▸ **WHAT IS REQUIRED**: State the number of lines that hold the string "title", with nothing added.

▸ **Dataset items**:
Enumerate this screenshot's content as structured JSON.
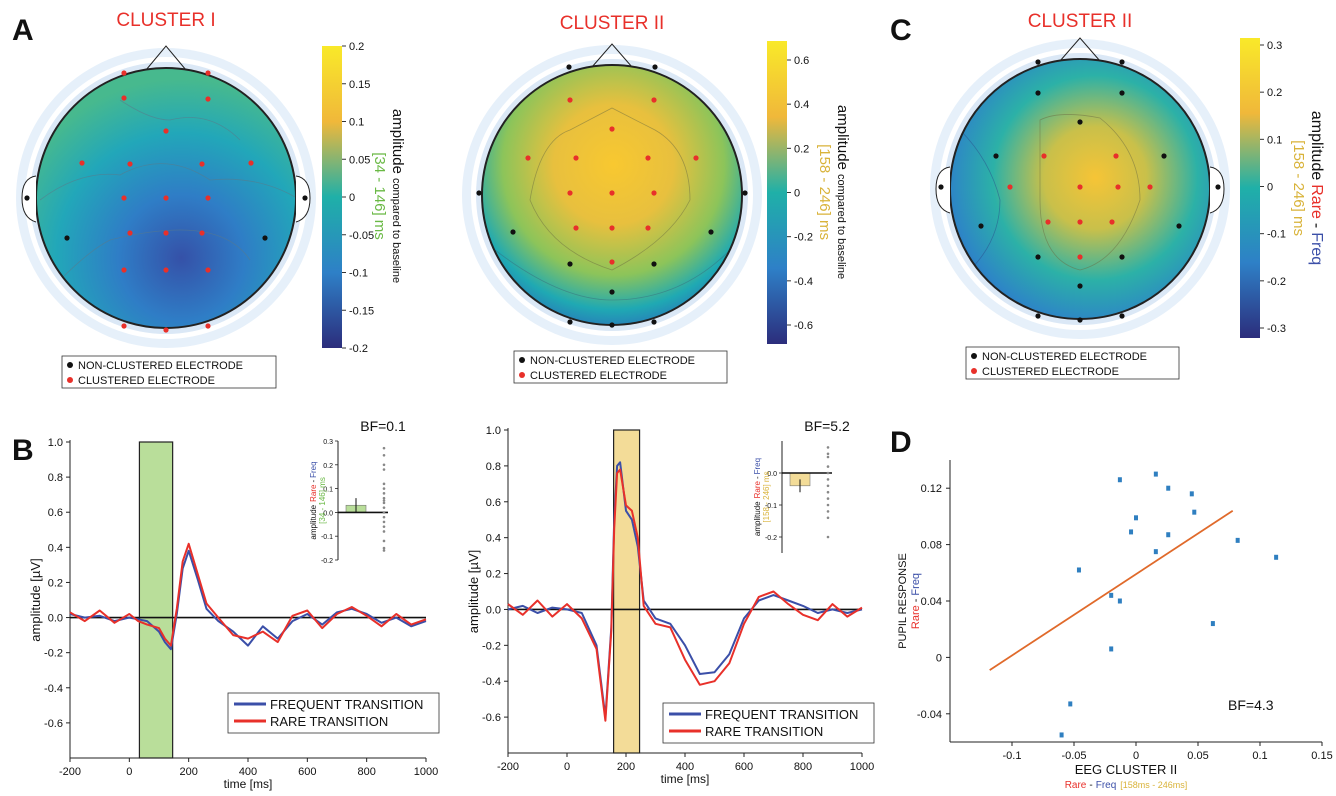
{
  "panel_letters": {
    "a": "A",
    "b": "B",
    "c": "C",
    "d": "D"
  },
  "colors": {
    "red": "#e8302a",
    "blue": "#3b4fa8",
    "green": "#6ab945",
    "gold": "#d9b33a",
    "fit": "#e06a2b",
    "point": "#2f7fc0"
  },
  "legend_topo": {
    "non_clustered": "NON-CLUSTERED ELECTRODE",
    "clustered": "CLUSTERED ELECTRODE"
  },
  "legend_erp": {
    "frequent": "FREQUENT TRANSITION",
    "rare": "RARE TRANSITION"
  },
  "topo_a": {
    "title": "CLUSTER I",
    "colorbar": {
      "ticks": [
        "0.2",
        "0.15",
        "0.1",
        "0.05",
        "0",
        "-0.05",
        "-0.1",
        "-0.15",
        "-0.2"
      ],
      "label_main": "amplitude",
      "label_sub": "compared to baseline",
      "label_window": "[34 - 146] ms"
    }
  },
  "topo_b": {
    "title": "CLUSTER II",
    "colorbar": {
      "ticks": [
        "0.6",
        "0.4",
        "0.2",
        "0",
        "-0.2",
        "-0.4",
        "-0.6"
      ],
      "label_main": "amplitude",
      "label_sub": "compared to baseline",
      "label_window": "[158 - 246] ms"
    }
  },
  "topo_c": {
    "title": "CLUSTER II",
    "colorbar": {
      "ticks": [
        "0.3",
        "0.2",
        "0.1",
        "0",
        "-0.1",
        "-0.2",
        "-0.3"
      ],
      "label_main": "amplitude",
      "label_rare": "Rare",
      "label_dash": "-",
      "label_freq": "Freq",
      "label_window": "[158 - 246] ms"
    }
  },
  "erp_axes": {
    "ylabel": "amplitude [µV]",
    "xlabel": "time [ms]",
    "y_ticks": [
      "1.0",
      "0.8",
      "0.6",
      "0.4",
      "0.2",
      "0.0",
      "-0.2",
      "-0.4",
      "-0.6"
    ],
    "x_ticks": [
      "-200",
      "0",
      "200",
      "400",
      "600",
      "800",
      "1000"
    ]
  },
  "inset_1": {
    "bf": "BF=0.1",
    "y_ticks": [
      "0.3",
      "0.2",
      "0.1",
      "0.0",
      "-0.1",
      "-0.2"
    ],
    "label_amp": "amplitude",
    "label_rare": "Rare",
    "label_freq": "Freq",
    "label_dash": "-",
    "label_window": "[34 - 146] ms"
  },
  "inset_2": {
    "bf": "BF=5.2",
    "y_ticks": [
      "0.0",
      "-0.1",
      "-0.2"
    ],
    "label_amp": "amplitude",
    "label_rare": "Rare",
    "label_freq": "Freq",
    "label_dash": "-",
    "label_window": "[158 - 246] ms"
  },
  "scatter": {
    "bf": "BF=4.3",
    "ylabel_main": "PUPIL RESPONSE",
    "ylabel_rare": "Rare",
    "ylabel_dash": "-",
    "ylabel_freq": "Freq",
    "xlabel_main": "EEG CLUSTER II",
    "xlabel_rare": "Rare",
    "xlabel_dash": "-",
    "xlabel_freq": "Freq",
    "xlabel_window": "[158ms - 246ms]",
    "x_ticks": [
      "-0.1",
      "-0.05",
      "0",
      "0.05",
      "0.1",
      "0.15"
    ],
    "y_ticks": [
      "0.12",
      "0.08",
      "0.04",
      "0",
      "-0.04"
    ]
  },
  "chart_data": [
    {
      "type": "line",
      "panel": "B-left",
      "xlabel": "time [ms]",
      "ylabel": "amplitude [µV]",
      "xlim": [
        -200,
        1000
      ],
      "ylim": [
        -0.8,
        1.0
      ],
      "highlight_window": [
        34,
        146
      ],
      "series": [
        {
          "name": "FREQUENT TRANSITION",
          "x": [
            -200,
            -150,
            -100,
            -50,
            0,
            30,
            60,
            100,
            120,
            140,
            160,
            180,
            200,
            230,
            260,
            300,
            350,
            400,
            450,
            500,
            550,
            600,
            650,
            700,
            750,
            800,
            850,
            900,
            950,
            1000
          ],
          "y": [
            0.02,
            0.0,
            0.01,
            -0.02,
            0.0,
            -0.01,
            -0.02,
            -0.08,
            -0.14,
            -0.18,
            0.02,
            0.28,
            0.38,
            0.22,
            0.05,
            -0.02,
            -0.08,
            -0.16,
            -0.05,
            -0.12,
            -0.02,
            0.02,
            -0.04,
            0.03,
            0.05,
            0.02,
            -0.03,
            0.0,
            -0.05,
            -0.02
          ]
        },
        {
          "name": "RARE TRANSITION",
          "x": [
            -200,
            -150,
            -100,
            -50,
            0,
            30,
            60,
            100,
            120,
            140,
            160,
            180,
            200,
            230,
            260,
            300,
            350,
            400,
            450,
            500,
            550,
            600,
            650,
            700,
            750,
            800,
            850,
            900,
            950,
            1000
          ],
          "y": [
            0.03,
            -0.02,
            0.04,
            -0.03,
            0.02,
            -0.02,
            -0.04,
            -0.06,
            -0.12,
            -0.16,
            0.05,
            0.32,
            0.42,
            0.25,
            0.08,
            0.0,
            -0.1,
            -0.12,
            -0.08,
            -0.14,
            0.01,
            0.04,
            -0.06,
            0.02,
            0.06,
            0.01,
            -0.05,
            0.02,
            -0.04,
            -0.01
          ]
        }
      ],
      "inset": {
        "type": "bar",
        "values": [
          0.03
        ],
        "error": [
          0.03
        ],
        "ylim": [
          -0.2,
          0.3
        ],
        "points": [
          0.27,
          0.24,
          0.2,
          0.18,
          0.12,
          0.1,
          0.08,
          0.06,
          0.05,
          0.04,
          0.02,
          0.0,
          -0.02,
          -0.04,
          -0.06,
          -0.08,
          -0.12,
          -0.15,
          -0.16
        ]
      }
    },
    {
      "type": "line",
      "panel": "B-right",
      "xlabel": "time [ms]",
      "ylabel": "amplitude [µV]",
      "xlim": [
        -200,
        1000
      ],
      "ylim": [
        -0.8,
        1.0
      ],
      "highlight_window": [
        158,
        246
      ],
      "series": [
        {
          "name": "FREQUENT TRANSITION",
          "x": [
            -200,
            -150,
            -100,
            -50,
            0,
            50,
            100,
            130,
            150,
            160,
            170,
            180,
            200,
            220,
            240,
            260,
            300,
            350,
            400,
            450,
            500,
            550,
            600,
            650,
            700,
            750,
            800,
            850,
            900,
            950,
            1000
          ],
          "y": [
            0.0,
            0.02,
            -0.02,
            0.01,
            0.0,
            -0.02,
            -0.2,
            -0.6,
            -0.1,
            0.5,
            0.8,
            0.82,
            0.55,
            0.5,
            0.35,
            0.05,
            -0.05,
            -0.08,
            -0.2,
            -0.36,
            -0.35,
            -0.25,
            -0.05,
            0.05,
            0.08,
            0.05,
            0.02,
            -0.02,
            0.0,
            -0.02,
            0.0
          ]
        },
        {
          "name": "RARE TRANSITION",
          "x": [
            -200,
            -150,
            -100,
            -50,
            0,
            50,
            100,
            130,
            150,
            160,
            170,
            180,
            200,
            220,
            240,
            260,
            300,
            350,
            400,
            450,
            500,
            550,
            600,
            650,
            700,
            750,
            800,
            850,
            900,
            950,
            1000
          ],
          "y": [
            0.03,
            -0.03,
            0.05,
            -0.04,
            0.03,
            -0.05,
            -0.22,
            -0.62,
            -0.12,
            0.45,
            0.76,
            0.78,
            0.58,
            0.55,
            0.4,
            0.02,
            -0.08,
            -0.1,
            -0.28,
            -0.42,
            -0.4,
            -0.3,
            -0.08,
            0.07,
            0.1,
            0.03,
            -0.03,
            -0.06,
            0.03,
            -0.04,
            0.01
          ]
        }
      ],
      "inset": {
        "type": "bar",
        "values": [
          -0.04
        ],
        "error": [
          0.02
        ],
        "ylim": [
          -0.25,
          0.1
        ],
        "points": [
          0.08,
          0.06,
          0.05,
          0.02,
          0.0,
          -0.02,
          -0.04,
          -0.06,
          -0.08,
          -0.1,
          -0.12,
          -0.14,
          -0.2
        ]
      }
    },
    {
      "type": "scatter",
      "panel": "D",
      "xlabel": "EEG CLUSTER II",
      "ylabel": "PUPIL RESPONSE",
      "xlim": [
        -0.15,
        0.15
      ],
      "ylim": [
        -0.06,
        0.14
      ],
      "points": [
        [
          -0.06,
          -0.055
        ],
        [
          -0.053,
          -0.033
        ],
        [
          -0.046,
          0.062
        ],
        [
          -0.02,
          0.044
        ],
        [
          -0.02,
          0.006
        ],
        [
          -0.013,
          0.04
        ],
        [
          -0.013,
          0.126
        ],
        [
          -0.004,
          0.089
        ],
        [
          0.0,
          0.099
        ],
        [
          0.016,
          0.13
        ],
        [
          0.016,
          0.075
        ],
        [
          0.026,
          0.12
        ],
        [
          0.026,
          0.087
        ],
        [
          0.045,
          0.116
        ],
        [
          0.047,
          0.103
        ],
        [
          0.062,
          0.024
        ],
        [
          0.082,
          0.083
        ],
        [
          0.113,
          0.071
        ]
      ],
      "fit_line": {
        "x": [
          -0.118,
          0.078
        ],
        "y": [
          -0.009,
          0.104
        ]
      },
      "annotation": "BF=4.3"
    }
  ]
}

* * *

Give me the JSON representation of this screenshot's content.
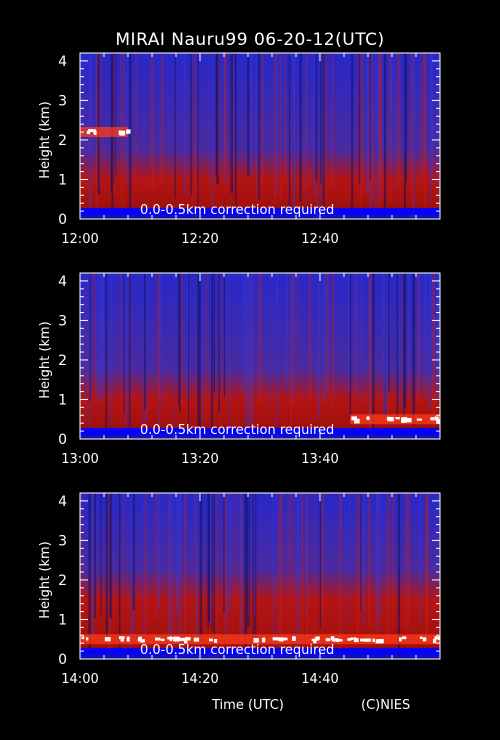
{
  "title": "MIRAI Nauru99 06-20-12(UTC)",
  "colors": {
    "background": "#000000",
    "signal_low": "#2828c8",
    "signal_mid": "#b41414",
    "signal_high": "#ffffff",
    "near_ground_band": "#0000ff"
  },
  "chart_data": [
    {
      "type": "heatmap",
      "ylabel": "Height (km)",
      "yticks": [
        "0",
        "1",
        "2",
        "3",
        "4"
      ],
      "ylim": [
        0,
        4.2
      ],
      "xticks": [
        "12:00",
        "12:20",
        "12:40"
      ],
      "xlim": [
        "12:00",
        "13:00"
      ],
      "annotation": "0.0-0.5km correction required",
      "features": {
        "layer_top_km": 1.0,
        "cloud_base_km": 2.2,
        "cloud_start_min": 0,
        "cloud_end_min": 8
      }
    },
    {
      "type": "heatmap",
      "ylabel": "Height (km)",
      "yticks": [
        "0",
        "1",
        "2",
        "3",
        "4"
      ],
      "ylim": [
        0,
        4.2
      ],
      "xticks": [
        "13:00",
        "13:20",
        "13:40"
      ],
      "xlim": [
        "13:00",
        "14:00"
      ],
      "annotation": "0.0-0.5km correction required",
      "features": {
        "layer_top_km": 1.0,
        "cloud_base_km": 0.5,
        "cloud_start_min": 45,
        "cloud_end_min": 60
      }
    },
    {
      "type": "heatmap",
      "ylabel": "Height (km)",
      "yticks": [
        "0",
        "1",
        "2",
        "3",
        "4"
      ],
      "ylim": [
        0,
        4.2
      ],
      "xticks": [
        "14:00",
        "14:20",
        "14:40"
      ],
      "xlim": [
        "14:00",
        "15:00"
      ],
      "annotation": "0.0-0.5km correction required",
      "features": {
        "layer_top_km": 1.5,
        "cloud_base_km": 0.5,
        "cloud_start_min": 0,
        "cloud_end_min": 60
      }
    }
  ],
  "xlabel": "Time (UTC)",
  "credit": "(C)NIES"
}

▸ **EXPECTED ANSWER**: 4